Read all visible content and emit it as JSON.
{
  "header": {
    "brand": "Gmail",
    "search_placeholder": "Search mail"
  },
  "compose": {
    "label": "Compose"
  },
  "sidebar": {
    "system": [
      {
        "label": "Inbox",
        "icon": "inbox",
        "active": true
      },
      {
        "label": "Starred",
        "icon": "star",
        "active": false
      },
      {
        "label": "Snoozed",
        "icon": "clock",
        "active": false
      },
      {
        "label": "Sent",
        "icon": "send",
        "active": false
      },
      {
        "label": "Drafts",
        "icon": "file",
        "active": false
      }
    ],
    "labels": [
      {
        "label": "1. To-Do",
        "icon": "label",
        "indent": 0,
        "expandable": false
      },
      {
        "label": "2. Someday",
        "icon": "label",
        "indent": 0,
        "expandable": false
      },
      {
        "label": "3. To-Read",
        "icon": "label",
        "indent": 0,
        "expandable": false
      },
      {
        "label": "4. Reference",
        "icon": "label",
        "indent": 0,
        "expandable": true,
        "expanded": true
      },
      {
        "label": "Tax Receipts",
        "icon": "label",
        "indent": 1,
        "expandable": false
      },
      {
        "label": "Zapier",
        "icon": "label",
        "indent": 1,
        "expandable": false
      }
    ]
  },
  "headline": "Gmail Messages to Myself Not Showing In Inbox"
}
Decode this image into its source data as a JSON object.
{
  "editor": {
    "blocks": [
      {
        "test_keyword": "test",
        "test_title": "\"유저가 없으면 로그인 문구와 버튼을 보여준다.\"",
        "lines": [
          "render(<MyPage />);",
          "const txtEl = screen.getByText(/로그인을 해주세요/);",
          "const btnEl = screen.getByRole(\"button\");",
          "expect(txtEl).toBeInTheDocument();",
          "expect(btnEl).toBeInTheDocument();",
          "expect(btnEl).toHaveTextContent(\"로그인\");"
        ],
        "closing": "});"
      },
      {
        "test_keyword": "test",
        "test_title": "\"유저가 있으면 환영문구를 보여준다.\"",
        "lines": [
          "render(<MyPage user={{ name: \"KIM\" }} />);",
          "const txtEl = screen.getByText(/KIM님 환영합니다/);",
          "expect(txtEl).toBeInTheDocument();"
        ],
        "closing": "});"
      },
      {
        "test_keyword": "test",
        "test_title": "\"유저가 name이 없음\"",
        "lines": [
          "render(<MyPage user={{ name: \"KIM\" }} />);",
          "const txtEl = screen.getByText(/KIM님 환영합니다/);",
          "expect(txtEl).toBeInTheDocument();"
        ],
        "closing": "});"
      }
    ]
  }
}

--

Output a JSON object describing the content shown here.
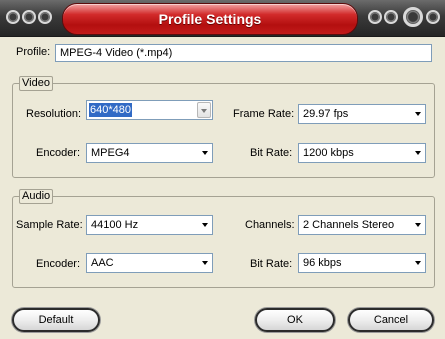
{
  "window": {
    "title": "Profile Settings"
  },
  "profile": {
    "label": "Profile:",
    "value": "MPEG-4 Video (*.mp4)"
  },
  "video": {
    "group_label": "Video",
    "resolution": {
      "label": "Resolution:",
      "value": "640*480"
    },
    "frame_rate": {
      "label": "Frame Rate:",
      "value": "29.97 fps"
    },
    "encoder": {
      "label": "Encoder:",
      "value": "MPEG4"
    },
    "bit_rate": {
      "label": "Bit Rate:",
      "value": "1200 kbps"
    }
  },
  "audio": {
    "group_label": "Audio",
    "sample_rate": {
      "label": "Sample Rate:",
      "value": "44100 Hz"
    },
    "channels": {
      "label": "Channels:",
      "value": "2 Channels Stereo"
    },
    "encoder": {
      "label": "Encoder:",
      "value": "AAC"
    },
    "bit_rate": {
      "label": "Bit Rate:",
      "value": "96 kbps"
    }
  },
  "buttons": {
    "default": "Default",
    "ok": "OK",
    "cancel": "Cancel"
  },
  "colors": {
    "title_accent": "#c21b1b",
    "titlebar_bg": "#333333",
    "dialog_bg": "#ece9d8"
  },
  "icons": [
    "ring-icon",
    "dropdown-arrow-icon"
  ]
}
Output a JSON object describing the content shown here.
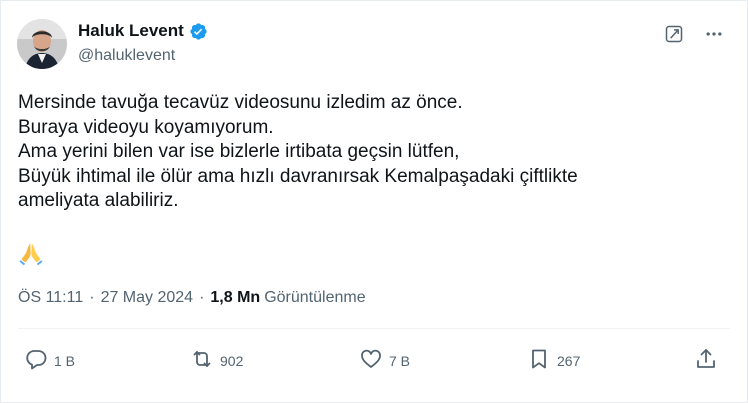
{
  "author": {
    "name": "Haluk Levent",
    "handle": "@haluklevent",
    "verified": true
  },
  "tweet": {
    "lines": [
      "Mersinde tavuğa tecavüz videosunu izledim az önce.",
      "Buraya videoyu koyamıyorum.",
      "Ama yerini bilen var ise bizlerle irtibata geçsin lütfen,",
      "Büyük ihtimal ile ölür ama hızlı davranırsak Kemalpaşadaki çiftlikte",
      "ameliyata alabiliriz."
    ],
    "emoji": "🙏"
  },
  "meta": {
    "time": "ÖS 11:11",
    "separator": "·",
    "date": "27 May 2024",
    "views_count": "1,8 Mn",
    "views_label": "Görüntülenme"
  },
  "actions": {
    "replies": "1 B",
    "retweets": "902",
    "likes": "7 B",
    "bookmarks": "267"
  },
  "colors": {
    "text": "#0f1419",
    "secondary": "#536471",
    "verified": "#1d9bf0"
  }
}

◆ Written exercise: Look through the entries above. Extract each line with the word "JSON".

◆ Correct response:
Read all visible content and emit it as JSON.
Decode this image into its source data as a JSON object.
Output a JSON object describing the content shown here.
Output a JSON object describing the content shown here.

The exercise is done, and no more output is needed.